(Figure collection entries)

────

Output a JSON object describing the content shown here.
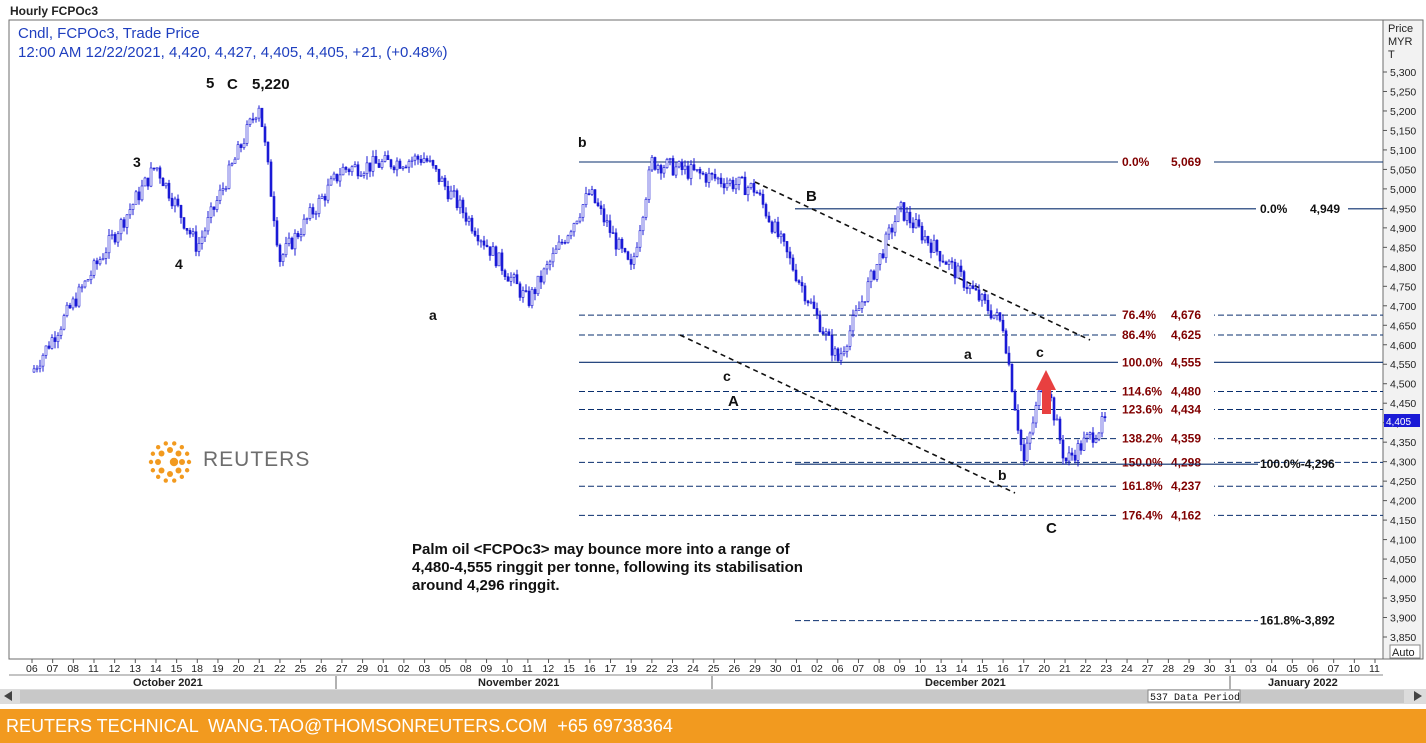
{
  "window_title": "Hourly FCPOc3",
  "header": {
    "line1": "Cndl, FCPOc3, Trade Price",
    "line2": "12:00 AM 12/22/2021, 4,420, 4,427, 4,405, 4,405, +21, (+0.48%)"
  },
  "price_axis": {
    "title_lines": [
      "Price",
      "MYR",
      "T"
    ],
    "ticks": [
      "5,300",
      "5,250",
      "5,200",
      "5,150",
      "5,100",
      "5,050",
      "5,000",
      "4,950",
      "4,900",
      "4,850",
      "4,800",
      "4,750",
      "4,700",
      "4,650",
      "4,600",
      "4,550",
      "4,500",
      "4,450",
      "4,400",
      "4,350",
      "4,300",
      "4,250",
      "4,200",
      "4,150",
      "4,100",
      "4,050",
      "4,000",
      "3,950",
      "3,900",
      "3,850"
    ],
    "current_price_label": "4,405",
    "auto_label": "Auto"
  },
  "date_axis": {
    "day_labels": [
      "06",
      "07",
      "08",
      "11",
      "12",
      "13",
      "14",
      "15",
      "18",
      "19",
      "20",
      "21",
      "22",
      "25",
      "26",
      "27",
      "29",
      "01",
      "02",
      "03",
      "05",
      "08",
      "09",
      "10",
      "11",
      "12",
      "15",
      "16",
      "17",
      "19",
      "22",
      "23",
      "24",
      "25",
      "26",
      "29",
      "30",
      "01",
      "02",
      "06",
      "07",
      "08",
      "09",
      "10",
      "13",
      "14",
      "15",
      "16",
      "17",
      "20",
      "21",
      "22",
      "23",
      "24",
      "27",
      "28",
      "29",
      "30",
      "31",
      "03",
      "04",
      "05",
      "06",
      "07",
      "10",
      "11"
    ],
    "month_labels": [
      "October 2021",
      "November 2021",
      "December 2021",
      "January 2022"
    ],
    "data_period_label": "537 Data Period"
  },
  "wave_labels": [
    "5",
    "C",
    "5,220",
    "3",
    "4",
    "a",
    "b",
    "B",
    "c",
    "A",
    "a",
    "c",
    "b",
    "C"
  ],
  "fib_levels_primary": [
    {
      "pct": "0.0%",
      "value": "5,069",
      "price": 5069,
      "style": "solid"
    },
    {
      "pct": "76.4%",
      "value": "4,676",
      "price": 4676,
      "style": "dashed"
    },
    {
      "pct": "86.4%",
      "value": "4,625",
      "price": 4625,
      "style": "dashed"
    },
    {
      "pct": "100.0%",
      "value": "4,555",
      "price": 4555,
      "style": "solid"
    },
    {
      "pct": "114.6%",
      "value": "4,480",
      "price": 4480,
      "style": "dashed"
    },
    {
      "pct": "123.6%",
      "value": "4,434",
      "price": 4434,
      "style": "dashed"
    },
    {
      "pct": "138.2%",
      "value": "4,359",
      "price": 4359,
      "style": "dashed"
    },
    {
      "pct": "150.0%",
      "value": "4,298",
      "price": 4298,
      "style": "dashed"
    },
    {
      "pct": "161.8%",
      "value": "4,237",
      "price": 4237,
      "style": "dashed"
    },
    {
      "pct": "176.4%",
      "value": "4,162",
      "price": 4162,
      "style": "dashed"
    }
  ],
  "fib_levels_secondary": [
    {
      "label": "0.0%",
      "value": "4,949",
      "price": 4949
    },
    {
      "label": "100.0%-4,296",
      "value": "",
      "price": 4296
    },
    {
      "label": "161.8%-3,892",
      "value": "",
      "price": 3892
    }
  ],
  "annotation": {
    "lines": [
      "Palm oil <FCPOc3> may bounce more into a range of",
      "4,480-4,555 ringgit per tonne, following its stabilisation",
      "around 4,296 ringgit."
    ]
  },
  "logo": {
    "text": "REUTERS"
  },
  "footer": {
    "text": "REUTERS TECHNICAL  WANG.TAO@THOMSONREUTERS.COM  +65 69738364"
  },
  "colors": {
    "candle": "#1a1ad6",
    "fib_primary": "#800000",
    "line": "#0a2f6e",
    "footer_bg": "#f29a1f",
    "arrow": "#e84040"
  },
  "chart_data": {
    "type": "candlestick",
    "title": "Hourly FCPOc3",
    "ylabel": "Price MYR T",
    "ylim": [
      3830,
      5330
    ],
    "x_range": [
      "2021-10-06",
      "2022-01-11"
    ],
    "key_points": [
      {
        "date": "2021-10-06",
        "price": 4530,
        "label": ""
      },
      {
        "date": "2021-10-14",
        "price": 5060,
        "label": "3"
      },
      {
        "date": "2021-10-18",
        "price": 4850,
        "label": "4"
      },
      {
        "date": "2021-10-21",
        "price": 5220,
        "label": "5 C 5,220"
      },
      {
        "date": "2021-10-22",
        "price": 4820,
        "label": ""
      },
      {
        "date": "2021-10-27",
        "price": 5050,
        "label": ""
      },
      {
        "date": "2021-11-03",
        "price": 5080,
        "label": ""
      },
      {
        "date": "2021-11-10",
        "price": 4710,
        "label": "a"
      },
      {
        "date": "2021-11-15",
        "price": 4990,
        "label": ""
      },
      {
        "date": "2021-11-17",
        "price": 4790,
        "label": ""
      },
      {
        "date": "2021-11-19",
        "price": 5069,
        "label": "b"
      },
      {
        "date": "2021-11-26",
        "price": 5000,
        "label": ""
      },
      {
        "date": "2021-12-02",
        "price": 4560,
        "label": "c A"
      },
      {
        "date": "2021-12-08",
        "price": 4949,
        "label": "B"
      },
      {
        "date": "2021-12-15",
        "price": 4650,
        "label": ""
      },
      {
        "date": "2021-12-16",
        "price": 4296,
        "label": ""
      },
      {
        "date": "2021-12-17",
        "price": 4530,
        "label": "a"
      },
      {
        "date": "2021-12-20",
        "price": 4300,
        "label": "b"
      },
      {
        "date": "2021-12-22",
        "price": 4405,
        "label": "c"
      }
    ],
    "last_bar": {
      "time": "12:00 AM 12/22/2021",
      "open": 4420,
      "high": 4427,
      "low": 4405,
      "close": 4405,
      "change": 21,
      "change_pct": 0.48
    }
  }
}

────

Scan the data above; copy every line where "Hourly" appears.

Task answer:
  "window_title": "Hourly FCPOc3",
    "title": "Hourly FCPOc3",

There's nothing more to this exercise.